Start of MATERIALS PROVIDED

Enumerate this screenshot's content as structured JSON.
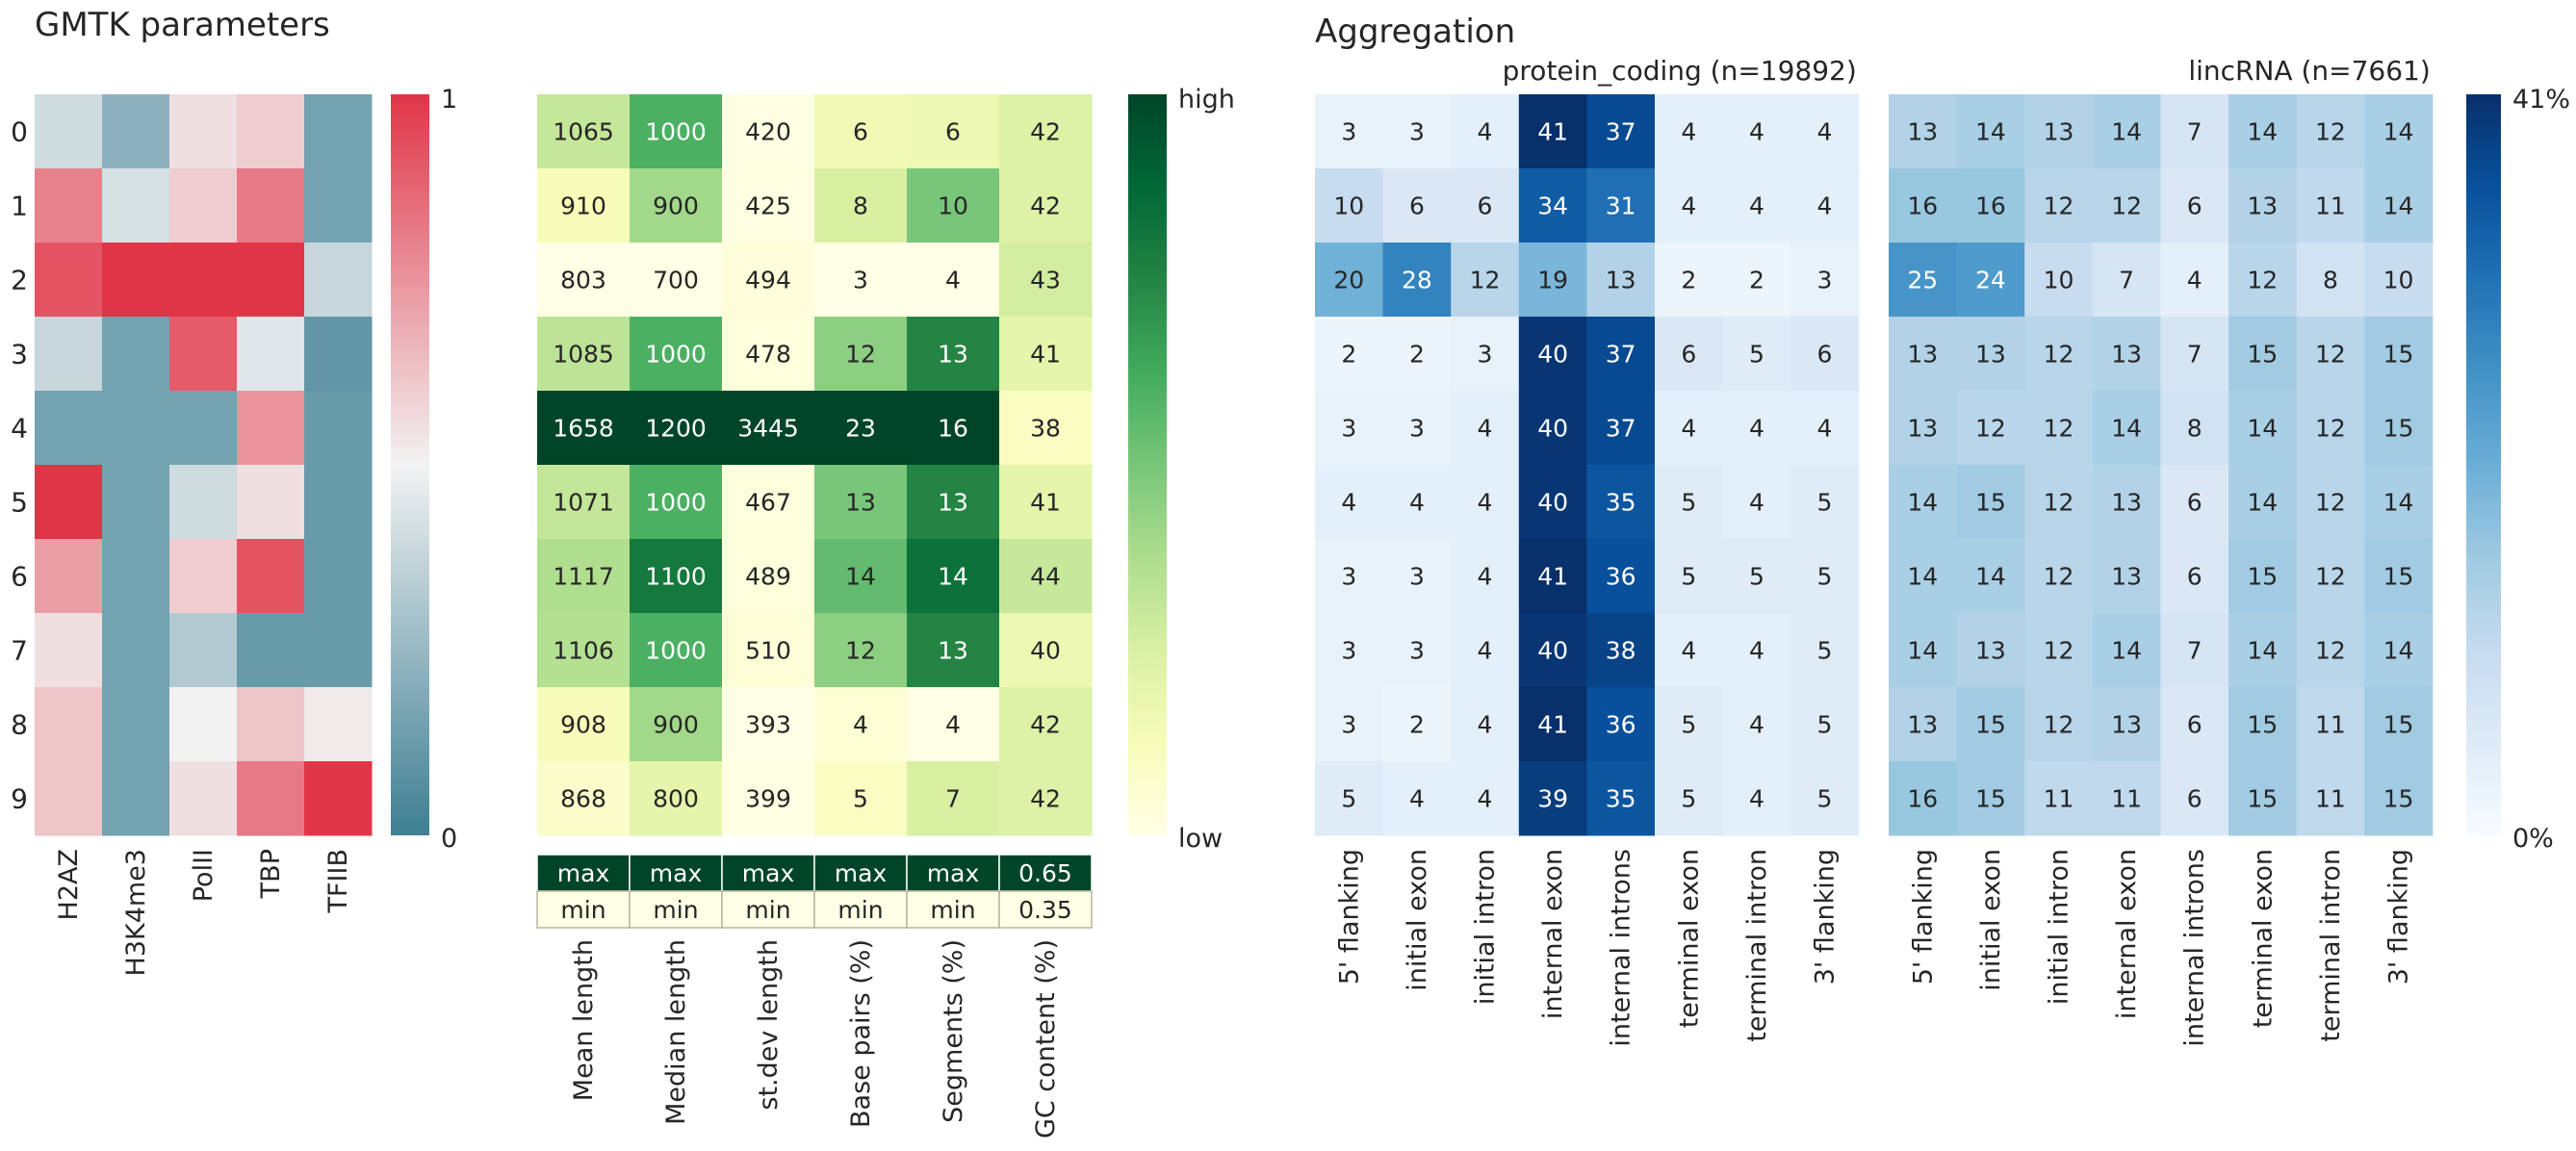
{
  "chart_data": [
    {
      "type": "heatmap",
      "title": "GMTK parameters",
      "row_labels": [
        "0",
        "1",
        "2",
        "3",
        "4",
        "5",
        "6",
        "7",
        "8",
        "9"
      ],
      "col_labels": [
        "H2AZ",
        "H3K4me3",
        "PolII",
        "TBP",
        "TFIIB"
      ],
      "values": [
        [
          0.4,
          0.22,
          0.55,
          0.6,
          0.15
        ],
        [
          0.8,
          0.42,
          0.6,
          0.82,
          0.15
        ],
        [
          0.92,
          1.0,
          1.0,
          1.0,
          0.38
        ],
        [
          0.38,
          0.15,
          0.9,
          0.45,
          0.1
        ],
        [
          0.15,
          0.15,
          0.15,
          0.75,
          0.12
        ],
        [
          1.0,
          0.15,
          0.4,
          0.55,
          0.12
        ],
        [
          0.72,
          0.15,
          0.6,
          0.92,
          0.12
        ],
        [
          0.55,
          0.15,
          0.32,
          0.12,
          0.12
        ],
        [
          0.62,
          0.15,
          0.5,
          0.62,
          0.52
        ],
        [
          0.62,
          0.15,
          0.55,
          0.82,
          1.0
        ]
      ],
      "colorbar": {
        "min_label": "0",
        "max_label": "1",
        "low_color": "#3d7f93",
        "mid_color": "#f2f2f2",
        "high_color": "#e03547"
      }
    },
    {
      "type": "heatmap",
      "col_labels": [
        "Mean length",
        "Median length",
        "st.dev length",
        "Base pairs (%)",
        "Segments (%)",
        "GC content (%)"
      ],
      "values": [
        [
          1065,
          1000,
          420,
          6,
          6,
          42
        ],
        [
          910,
          900,
          425,
          8,
          10,
          42
        ],
        [
          803,
          700,
          494,
          3,
          4,
          43
        ],
        [
          1085,
          1000,
          478,
          12,
          13,
          41
        ],
        [
          1658,
          1200,
          3445,
          23,
          16,
          38
        ],
        [
          1071,
          1000,
          467,
          13,
          13,
          41
        ],
        [
          1117,
          1100,
          489,
          14,
          14,
          44
        ],
        [
          1106,
          1000,
          510,
          12,
          13,
          40
        ],
        [
          908,
          900,
          393,
          4,
          4,
          42
        ],
        [
          868,
          800,
          399,
          5,
          7,
          42
        ]
      ],
      "scale_rows": [
        {
          "labels": [
            "max",
            "max",
            "max",
            "max",
            "max",
            "0.65"
          ]
        },
        {
          "labels": [
            "min",
            "min",
            "min",
            "min",
            "min",
            "0.35"
          ]
        }
      ],
      "colorbar": {
        "min_label": "low",
        "max_label": "high",
        "low_color": "#ffffe5",
        "high_color": "#004529"
      }
    },
    {
      "type": "heatmap",
      "title": "Aggregation",
      "panels": [
        {
          "name": "protein_coding (n=19892)",
          "col_labels": [
            "5' flanking",
            "initial exon",
            "initial intron",
            "internal exon",
            "internal introns",
            "terminal exon",
            "terminal intron",
            "3' flanking"
          ],
          "values": [
            [
              3,
              3,
              4,
              41,
              37,
              4,
              4,
              4
            ],
            [
              10,
              6,
              6,
              34,
              31,
              4,
              4,
              4
            ],
            [
              20,
              28,
              12,
              19,
              13,
              2,
              2,
              3
            ],
            [
              2,
              2,
              3,
              40,
              37,
              6,
              5,
              6
            ],
            [
              3,
              3,
              4,
              40,
              37,
              4,
              4,
              4
            ],
            [
              4,
              4,
              4,
              40,
              35,
              5,
              4,
              5
            ],
            [
              3,
              3,
              4,
              41,
              36,
              5,
              5,
              5
            ],
            [
              3,
              3,
              4,
              40,
              38,
              4,
              4,
              5
            ],
            [
              3,
              2,
              4,
              41,
              36,
              5,
              4,
              5
            ],
            [
              5,
              4,
              4,
              39,
              35,
              5,
              4,
              5
            ]
          ]
        },
        {
          "name": "lincRNA (n=7661)",
          "col_labels": [
            "5' flanking",
            "initial exon",
            "initial intron",
            "internal exon",
            "internal introns",
            "terminal exon",
            "terminal intron",
            "3' flanking"
          ],
          "values": [
            [
              13,
              14,
              13,
              14,
              7,
              14,
              12,
              14
            ],
            [
              16,
              16,
              12,
              12,
              6,
              13,
              11,
              14
            ],
            [
              25,
              24,
              10,
              7,
              4,
              12,
              8,
              10
            ],
            [
              13,
              13,
              12,
              13,
              7,
              15,
              12,
              15
            ],
            [
              13,
              12,
              12,
              14,
              8,
              14,
              12,
              15
            ],
            [
              14,
              15,
              12,
              13,
              6,
              14,
              12,
              14
            ],
            [
              14,
              14,
              12,
              13,
              6,
              15,
              12,
              15
            ],
            [
              14,
              13,
              12,
              14,
              7,
              14,
              12,
              14
            ],
            [
              13,
              15,
              12,
              13,
              6,
              15,
              11,
              15
            ],
            [
              16,
              15,
              11,
              11,
              6,
              15,
              11,
              15
            ]
          ]
        }
      ],
      "colorbar": {
        "min_label": "0%",
        "max_label": "41%",
        "low_color": "#f7fbff",
        "high_color": "#08306b"
      }
    }
  ]
}
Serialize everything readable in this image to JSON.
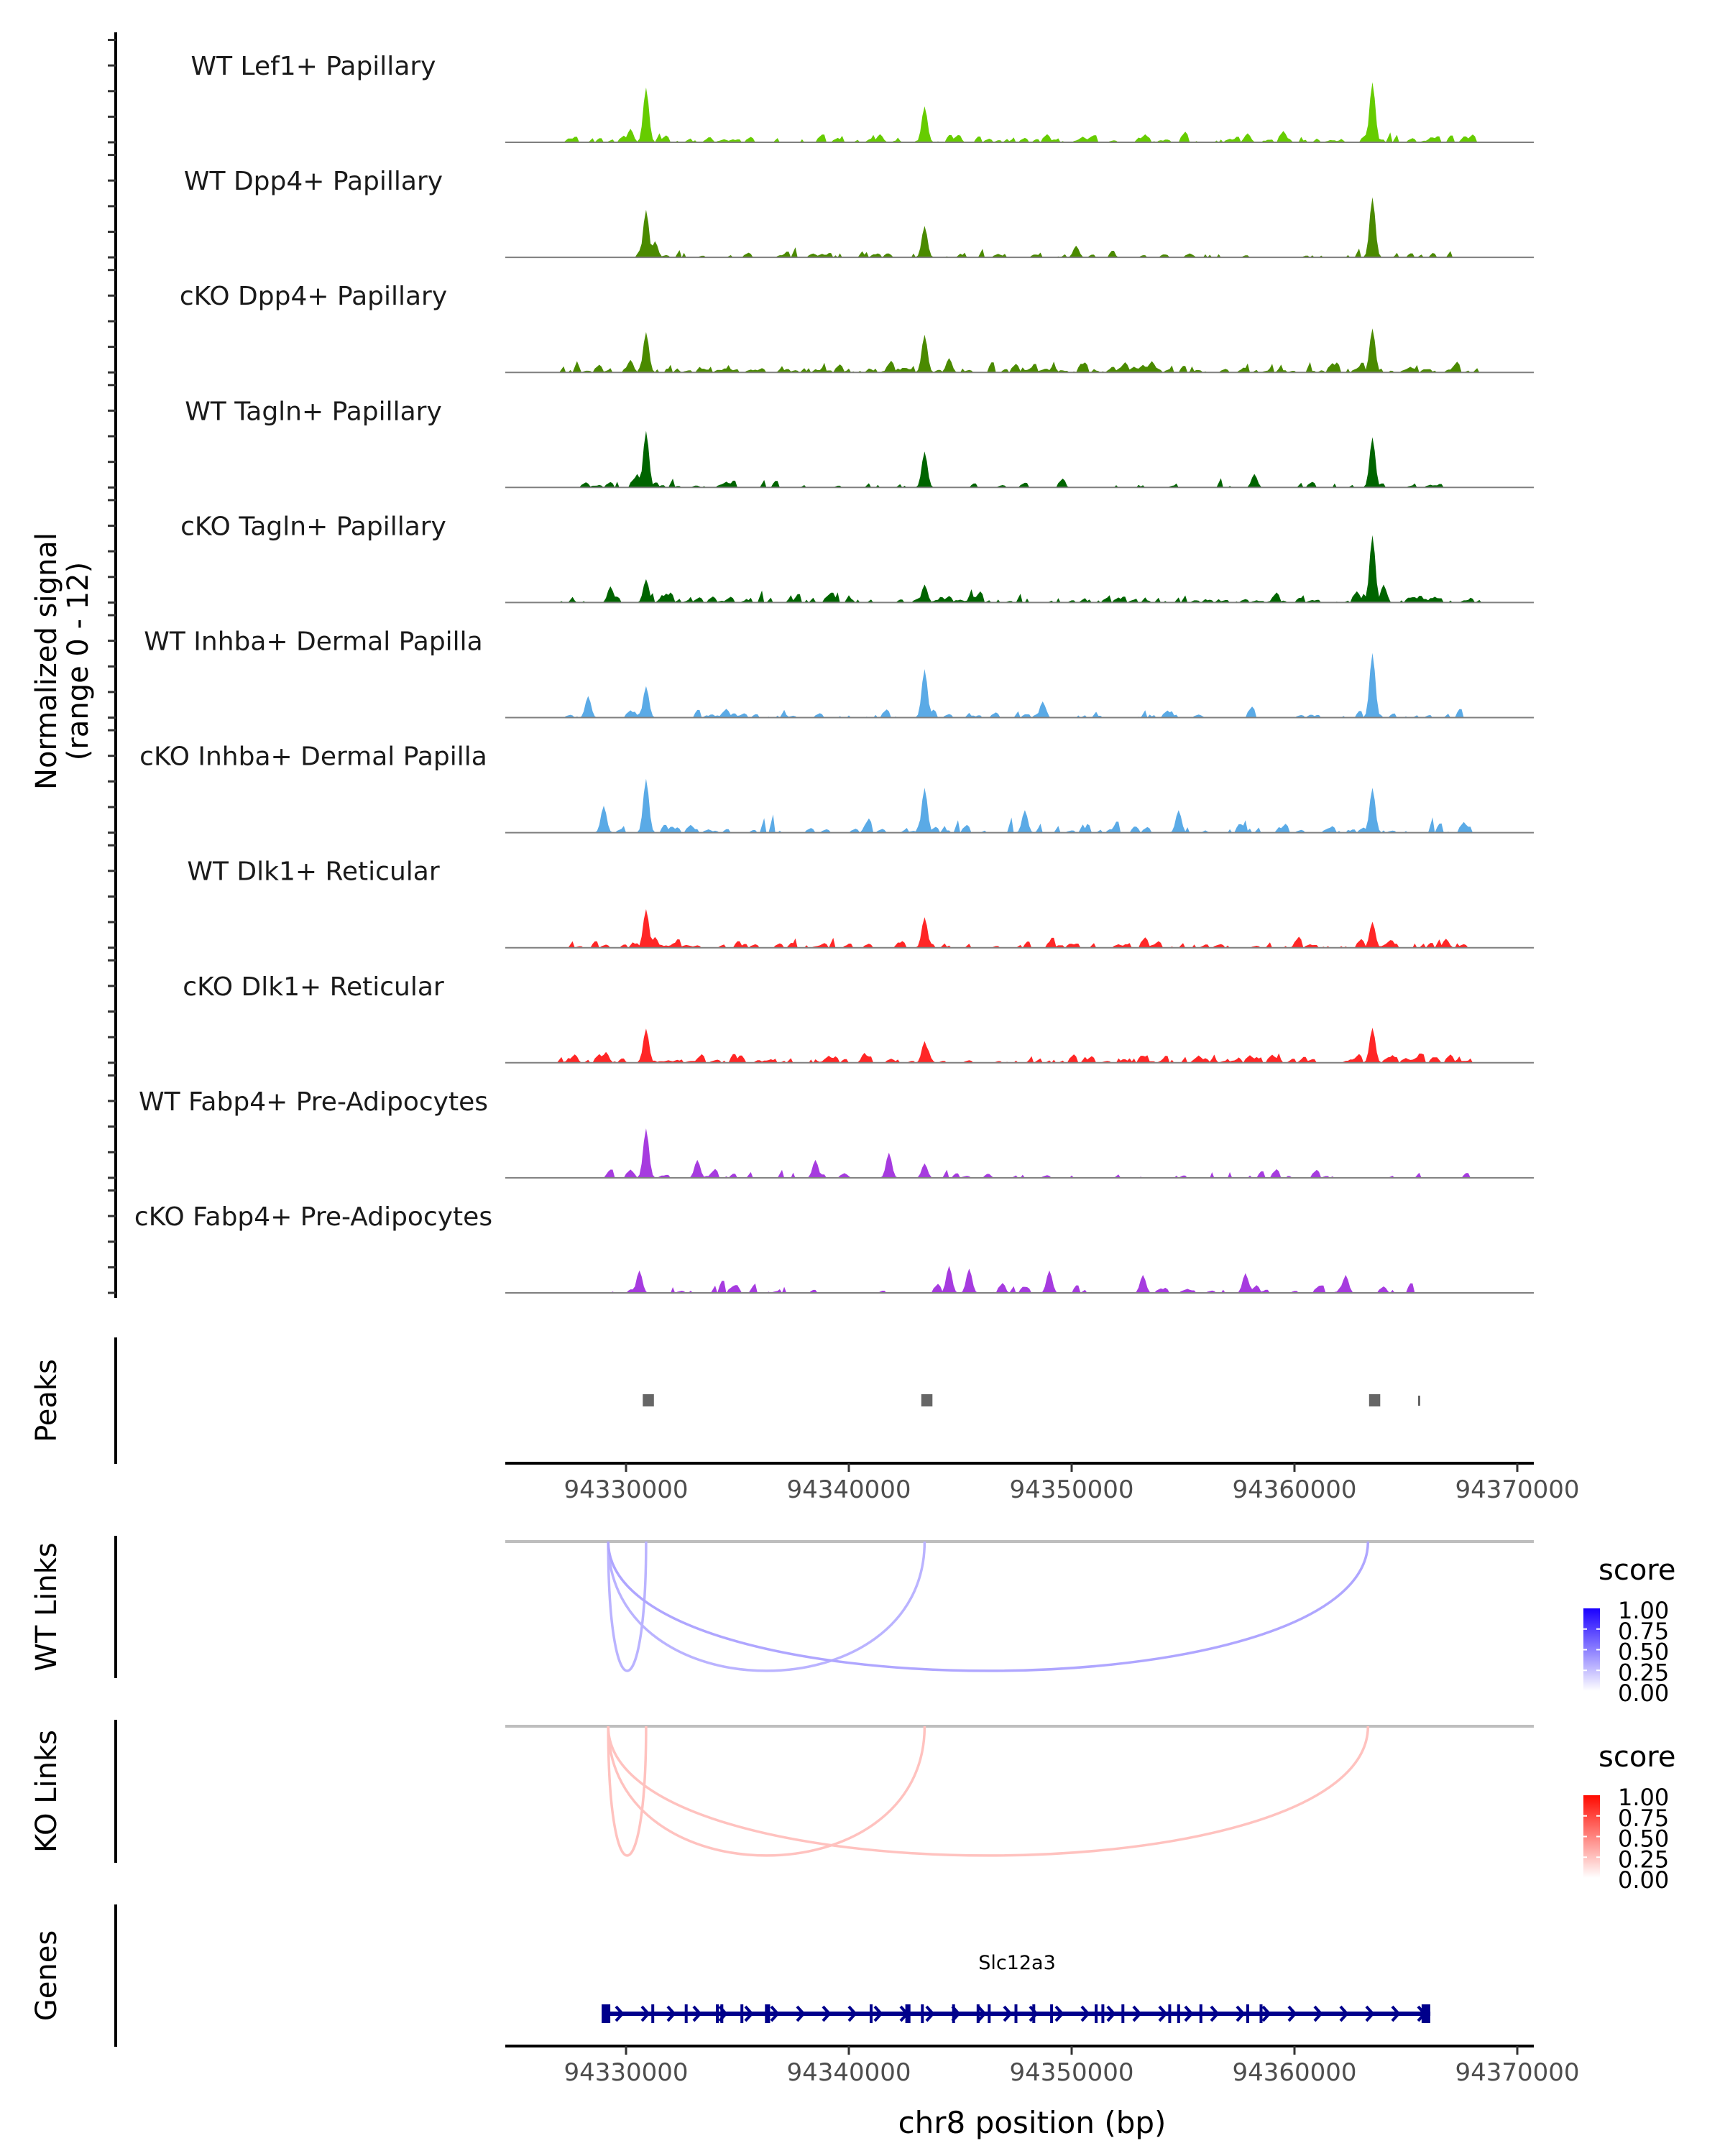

End of MATERIALS PROVIDED

TASK DESCRIPTION
When a line of the data holds the string "title", pick it out and copy it.

RESULT OF THE TASK
      "title": "GMTK parameters",
      "title": "Aggregation",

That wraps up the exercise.